• _Instructions to follow_
For each line below that includes the word "Sonnenscheinschwellwert", make a copy.
=== Data shown ===
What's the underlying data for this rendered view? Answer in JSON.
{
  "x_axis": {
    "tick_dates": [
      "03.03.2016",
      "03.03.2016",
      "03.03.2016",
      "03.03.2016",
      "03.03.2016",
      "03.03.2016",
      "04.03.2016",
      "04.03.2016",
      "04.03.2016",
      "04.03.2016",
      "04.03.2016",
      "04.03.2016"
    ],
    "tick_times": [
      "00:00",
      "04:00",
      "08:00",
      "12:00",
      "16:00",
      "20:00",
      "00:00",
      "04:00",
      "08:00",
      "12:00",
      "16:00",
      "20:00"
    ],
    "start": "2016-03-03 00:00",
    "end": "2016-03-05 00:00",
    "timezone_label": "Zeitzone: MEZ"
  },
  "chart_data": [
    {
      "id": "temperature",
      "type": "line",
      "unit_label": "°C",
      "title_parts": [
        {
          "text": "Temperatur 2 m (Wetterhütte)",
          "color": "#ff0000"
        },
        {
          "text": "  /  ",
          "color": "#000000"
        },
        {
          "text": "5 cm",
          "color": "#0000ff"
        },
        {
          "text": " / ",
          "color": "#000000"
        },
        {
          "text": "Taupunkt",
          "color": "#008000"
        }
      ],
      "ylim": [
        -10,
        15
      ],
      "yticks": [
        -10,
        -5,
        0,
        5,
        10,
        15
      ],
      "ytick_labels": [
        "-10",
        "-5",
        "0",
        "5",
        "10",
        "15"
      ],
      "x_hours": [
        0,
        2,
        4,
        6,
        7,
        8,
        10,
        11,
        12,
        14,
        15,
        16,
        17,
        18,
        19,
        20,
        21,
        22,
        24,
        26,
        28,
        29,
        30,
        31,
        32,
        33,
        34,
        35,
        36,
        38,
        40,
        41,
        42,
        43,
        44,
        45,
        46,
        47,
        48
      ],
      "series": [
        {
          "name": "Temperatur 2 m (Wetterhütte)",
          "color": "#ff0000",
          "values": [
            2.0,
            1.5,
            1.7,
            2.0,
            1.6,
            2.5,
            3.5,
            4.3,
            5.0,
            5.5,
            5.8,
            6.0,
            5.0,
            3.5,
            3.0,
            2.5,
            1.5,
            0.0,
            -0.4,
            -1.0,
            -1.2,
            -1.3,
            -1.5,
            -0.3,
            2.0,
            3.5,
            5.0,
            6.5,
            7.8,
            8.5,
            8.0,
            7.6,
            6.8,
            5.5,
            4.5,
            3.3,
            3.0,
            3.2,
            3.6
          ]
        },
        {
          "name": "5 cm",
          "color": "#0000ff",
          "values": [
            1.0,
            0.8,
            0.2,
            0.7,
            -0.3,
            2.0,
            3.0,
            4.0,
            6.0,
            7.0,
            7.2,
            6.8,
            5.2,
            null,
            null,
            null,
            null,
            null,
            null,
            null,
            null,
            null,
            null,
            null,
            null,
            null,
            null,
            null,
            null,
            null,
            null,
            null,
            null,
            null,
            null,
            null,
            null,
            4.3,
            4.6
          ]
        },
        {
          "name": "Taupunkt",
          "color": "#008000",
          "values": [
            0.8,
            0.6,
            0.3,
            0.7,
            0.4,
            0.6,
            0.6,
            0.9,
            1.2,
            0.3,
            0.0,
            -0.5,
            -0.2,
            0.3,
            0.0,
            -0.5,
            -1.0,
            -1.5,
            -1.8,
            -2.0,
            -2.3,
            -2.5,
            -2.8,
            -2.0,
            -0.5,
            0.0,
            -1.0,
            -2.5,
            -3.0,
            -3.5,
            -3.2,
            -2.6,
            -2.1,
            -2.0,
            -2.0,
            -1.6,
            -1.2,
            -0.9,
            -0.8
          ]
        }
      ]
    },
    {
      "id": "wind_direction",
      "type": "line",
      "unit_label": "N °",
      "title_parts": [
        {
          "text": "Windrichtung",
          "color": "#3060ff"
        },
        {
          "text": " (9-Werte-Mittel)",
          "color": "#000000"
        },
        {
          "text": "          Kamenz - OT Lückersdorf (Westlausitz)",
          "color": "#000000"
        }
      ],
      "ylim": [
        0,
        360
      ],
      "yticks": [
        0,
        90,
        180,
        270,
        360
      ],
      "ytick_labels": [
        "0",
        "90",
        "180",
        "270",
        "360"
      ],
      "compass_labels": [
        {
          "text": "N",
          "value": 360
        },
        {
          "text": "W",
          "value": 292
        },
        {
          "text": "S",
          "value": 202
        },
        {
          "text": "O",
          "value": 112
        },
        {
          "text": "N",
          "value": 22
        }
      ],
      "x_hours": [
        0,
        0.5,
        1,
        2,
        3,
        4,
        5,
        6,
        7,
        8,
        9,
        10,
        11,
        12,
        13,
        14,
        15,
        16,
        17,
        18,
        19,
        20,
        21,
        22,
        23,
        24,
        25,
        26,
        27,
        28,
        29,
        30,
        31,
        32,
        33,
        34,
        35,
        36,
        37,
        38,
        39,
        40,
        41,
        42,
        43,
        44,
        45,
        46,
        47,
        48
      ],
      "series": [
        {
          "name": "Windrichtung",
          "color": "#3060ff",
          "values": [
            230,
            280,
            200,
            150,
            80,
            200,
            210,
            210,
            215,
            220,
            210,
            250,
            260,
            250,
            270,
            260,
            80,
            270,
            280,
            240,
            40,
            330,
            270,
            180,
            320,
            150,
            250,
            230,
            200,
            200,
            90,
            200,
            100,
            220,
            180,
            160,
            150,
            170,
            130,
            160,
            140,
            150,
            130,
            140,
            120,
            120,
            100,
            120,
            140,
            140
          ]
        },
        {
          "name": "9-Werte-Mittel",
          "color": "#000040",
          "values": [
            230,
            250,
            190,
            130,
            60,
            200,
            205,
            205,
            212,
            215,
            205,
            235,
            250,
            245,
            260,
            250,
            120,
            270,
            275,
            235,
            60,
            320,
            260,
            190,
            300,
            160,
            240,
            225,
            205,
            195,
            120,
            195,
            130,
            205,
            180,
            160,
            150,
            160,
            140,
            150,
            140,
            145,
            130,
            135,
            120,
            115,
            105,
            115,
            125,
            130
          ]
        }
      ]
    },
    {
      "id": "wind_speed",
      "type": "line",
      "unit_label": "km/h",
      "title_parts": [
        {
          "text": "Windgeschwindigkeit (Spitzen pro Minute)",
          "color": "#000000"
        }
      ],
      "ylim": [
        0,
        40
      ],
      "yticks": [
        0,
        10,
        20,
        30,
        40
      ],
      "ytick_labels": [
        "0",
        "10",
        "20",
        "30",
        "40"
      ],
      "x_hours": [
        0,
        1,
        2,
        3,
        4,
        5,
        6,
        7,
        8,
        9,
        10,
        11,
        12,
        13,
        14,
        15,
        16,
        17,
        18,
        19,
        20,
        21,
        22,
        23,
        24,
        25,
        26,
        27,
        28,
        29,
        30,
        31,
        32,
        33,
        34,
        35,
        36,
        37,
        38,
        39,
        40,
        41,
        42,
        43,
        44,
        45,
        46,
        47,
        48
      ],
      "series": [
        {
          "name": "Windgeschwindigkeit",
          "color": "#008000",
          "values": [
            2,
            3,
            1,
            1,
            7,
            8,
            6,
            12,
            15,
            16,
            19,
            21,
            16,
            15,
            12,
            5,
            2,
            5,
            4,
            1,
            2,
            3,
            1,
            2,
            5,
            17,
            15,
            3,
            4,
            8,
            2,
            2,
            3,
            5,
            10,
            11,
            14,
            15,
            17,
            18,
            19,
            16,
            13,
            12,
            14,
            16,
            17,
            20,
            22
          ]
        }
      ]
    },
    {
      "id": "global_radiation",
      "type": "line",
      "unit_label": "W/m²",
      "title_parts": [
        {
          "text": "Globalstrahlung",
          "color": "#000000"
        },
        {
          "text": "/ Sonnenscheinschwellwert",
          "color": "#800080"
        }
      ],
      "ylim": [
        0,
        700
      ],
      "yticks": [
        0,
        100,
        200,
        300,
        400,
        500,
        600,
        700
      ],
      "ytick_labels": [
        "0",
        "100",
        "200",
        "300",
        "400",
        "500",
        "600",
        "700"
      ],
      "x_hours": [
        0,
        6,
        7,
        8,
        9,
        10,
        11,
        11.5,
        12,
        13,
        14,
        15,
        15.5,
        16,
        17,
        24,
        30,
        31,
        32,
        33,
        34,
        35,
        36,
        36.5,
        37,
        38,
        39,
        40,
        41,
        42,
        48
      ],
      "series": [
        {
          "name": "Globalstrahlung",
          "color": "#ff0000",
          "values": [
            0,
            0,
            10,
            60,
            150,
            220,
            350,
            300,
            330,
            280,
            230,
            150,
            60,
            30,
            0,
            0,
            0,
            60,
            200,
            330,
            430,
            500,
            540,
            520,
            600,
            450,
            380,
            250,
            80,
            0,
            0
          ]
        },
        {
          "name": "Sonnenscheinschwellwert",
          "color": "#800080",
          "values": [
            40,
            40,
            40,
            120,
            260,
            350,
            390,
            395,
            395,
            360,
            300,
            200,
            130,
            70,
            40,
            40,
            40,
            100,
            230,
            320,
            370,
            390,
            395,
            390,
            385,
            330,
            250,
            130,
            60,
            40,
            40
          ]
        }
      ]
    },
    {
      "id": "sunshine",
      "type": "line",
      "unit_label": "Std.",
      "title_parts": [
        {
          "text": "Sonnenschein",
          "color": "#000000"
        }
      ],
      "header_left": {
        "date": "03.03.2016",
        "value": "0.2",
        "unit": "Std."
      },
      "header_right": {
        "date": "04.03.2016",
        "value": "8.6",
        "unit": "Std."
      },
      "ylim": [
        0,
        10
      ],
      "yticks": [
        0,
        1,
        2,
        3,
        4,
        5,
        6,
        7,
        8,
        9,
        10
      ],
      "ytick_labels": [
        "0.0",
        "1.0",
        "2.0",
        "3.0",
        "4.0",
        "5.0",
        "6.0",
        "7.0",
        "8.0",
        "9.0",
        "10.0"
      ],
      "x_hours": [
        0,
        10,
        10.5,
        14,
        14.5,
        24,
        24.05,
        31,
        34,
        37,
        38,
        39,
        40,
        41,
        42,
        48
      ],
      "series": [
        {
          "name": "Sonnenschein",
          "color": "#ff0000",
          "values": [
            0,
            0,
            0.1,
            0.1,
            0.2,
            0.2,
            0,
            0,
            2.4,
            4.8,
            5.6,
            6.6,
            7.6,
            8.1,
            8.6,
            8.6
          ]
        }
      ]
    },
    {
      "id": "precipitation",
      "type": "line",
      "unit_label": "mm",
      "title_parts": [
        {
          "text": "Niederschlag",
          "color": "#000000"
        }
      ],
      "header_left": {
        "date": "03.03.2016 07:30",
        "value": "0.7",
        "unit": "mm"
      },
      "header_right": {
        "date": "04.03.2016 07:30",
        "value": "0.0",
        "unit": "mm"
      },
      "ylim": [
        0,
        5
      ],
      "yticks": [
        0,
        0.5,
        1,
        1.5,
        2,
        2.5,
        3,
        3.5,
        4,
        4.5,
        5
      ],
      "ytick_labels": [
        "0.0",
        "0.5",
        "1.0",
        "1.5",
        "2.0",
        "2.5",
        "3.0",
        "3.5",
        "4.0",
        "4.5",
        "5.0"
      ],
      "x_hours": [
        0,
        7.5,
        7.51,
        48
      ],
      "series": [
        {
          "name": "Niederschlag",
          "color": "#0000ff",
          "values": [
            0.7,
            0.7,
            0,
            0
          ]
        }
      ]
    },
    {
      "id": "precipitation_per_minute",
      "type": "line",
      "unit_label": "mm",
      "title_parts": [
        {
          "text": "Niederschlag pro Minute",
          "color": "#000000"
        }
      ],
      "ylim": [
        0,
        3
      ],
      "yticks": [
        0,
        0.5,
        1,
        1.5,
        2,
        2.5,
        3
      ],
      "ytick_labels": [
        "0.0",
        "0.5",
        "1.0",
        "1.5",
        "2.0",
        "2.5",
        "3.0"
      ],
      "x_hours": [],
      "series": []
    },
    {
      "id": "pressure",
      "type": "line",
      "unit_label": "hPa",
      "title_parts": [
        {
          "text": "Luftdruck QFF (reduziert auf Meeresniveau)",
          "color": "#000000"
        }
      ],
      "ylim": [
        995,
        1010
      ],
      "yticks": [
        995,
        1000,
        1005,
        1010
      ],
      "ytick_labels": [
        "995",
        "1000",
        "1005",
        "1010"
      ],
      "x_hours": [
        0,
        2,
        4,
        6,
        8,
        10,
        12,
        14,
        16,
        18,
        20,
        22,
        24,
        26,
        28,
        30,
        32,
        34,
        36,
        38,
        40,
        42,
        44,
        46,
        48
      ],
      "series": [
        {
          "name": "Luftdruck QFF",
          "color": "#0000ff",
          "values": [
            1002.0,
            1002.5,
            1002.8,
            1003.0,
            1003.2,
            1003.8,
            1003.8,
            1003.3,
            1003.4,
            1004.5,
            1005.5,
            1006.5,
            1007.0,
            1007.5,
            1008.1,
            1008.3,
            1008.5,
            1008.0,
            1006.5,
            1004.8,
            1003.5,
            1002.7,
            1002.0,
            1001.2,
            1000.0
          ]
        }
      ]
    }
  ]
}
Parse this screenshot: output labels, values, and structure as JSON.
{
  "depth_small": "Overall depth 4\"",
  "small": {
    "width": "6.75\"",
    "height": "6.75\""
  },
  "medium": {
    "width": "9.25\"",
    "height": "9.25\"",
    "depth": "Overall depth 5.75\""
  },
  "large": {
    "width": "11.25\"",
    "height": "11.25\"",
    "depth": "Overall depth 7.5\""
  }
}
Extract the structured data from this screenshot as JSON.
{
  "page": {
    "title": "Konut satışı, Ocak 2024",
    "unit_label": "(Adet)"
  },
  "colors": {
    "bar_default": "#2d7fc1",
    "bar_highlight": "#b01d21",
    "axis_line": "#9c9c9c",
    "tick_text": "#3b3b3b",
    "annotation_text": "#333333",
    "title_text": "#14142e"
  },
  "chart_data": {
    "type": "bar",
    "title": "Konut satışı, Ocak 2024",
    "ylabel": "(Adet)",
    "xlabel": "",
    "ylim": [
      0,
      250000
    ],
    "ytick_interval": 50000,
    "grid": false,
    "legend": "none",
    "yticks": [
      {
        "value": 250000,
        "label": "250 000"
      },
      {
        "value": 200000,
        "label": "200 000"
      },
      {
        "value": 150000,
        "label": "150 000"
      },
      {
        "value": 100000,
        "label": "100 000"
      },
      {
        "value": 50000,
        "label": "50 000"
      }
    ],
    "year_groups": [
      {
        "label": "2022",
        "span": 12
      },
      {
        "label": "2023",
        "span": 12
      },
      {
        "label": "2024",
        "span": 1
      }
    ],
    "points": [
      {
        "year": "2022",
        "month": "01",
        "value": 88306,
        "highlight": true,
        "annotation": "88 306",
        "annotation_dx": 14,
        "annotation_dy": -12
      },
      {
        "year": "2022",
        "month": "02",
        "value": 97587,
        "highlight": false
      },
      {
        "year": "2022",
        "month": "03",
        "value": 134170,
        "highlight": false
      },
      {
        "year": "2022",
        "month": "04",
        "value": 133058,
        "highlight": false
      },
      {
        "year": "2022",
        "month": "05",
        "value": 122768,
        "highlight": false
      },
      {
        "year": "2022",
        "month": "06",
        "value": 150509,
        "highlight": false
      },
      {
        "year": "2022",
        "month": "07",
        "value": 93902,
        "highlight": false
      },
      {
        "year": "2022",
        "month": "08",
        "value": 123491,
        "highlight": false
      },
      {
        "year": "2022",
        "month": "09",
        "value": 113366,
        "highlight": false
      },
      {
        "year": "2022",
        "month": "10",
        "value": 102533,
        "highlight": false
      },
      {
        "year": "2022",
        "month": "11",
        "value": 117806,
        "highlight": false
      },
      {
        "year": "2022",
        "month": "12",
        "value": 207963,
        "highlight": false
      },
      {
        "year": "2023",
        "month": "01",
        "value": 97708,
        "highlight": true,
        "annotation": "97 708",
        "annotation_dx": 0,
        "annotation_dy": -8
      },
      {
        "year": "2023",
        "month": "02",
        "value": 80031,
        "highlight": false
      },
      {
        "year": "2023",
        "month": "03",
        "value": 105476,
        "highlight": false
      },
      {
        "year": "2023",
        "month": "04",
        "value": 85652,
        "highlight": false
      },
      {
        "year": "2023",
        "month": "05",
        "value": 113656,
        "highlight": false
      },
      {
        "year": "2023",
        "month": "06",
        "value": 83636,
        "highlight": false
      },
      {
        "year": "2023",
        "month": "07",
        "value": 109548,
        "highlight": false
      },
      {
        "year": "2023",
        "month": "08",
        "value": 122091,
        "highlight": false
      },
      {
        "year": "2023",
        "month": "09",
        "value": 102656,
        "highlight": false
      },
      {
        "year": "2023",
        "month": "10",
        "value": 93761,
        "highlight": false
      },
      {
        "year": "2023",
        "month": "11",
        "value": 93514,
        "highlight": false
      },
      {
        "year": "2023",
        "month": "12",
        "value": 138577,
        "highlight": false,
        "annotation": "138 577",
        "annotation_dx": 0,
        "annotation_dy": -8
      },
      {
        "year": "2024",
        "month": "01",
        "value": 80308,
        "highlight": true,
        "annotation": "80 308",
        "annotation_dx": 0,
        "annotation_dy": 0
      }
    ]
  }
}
===
• _Reply_
          "text": "/ Sonnenscheinschwellwert",
          "name": "Sonnenscheinschwellwert",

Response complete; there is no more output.